** Written request **
In full and without deviation, write out the entries that follow.

** Extracted data **
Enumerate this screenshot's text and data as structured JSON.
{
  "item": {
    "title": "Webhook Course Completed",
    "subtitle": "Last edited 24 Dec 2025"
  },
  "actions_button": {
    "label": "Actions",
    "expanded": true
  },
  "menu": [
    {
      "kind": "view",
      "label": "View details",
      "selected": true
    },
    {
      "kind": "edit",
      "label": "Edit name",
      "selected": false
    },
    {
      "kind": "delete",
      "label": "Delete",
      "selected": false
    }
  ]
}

** Output of the exercise **
Enumerate this screenshot's text and data as structured JSON.
{
  "item": {
    "title": "Webhook Course Completed",
    "subtitle": "Last edited 24 Dec 2025"
  },
  "actions_button": {
    "label": "Actions",
    "expanded": true
  },
  "menu": [
    {
      "kind": "view",
      "label": "View details",
      "selected": true
    },
    {
      "kind": "edit",
      "label": "Edit name",
      "selected": false
    },
    {
      "kind": "delete",
      "label": "Delete",
      "selected": false
    }
  ]
}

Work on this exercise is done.